Written task → Where a line contains the string "프렌드십", copy that line.

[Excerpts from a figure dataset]

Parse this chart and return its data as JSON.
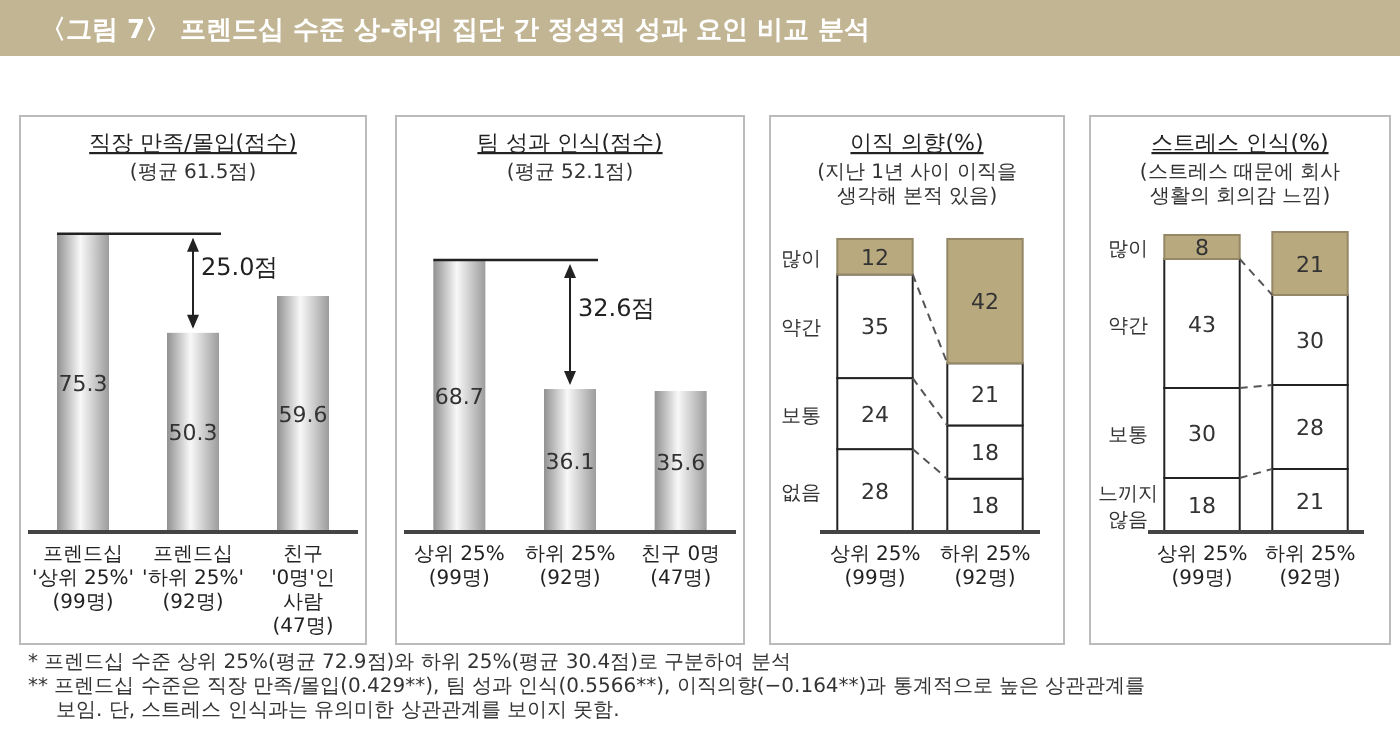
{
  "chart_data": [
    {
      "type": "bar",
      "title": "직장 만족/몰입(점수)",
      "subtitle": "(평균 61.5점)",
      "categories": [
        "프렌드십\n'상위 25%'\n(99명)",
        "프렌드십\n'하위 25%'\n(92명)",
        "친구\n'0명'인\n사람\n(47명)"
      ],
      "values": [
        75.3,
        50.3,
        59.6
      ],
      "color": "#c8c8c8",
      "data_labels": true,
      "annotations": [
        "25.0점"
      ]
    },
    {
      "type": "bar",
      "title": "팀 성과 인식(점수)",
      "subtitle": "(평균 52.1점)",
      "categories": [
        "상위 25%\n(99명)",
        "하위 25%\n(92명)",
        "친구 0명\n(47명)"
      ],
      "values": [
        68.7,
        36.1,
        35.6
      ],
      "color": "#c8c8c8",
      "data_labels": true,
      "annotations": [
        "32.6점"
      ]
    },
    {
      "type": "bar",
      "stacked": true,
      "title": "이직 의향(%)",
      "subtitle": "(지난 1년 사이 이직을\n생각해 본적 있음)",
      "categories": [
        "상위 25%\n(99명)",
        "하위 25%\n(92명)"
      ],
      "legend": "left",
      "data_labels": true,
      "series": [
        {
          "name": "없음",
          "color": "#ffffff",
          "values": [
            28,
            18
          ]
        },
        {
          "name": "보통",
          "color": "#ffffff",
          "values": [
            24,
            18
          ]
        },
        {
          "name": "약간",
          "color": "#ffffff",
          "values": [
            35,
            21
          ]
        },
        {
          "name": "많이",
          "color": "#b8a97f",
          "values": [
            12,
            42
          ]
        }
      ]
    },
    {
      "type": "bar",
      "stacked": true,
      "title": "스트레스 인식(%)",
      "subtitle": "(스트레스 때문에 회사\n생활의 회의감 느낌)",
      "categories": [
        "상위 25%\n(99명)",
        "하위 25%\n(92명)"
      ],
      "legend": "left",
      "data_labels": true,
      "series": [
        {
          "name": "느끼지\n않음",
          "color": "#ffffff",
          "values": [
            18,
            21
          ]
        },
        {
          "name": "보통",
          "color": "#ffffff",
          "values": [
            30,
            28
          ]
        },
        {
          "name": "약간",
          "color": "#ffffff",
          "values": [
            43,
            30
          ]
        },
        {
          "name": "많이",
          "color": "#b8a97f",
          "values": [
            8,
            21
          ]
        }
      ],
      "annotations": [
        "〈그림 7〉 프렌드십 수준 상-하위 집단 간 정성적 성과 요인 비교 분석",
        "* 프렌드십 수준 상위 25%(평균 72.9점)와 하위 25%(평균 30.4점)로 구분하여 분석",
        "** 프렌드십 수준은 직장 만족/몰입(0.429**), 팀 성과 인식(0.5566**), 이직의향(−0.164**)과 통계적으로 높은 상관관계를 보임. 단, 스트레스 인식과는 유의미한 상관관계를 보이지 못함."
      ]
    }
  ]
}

Written reply →
        "프렌드십\n'상위 25%'\n(99명)",
        "프렌드십\n'하위 25%'\n(92명)",
        "〈그림 7〉 프렌드십 수준 상-하위 집단 간 정성적 성과 요인 비교 분석",
        "* 프렌드십 수준 상위 25%(평균 72.9점)와 하위 25%(평균 30.4점)로 구분하여 분석",
        "** 프렌드십 수준은 직장 만족/몰입(0.429**), 팀 성과 인식(0.5566**), 이직의향(−0.164**)과 통계적으로 높은 상관관계를 보임. 단, 스트레스 인식과는 유의미한 상관관계를 보이지 못함."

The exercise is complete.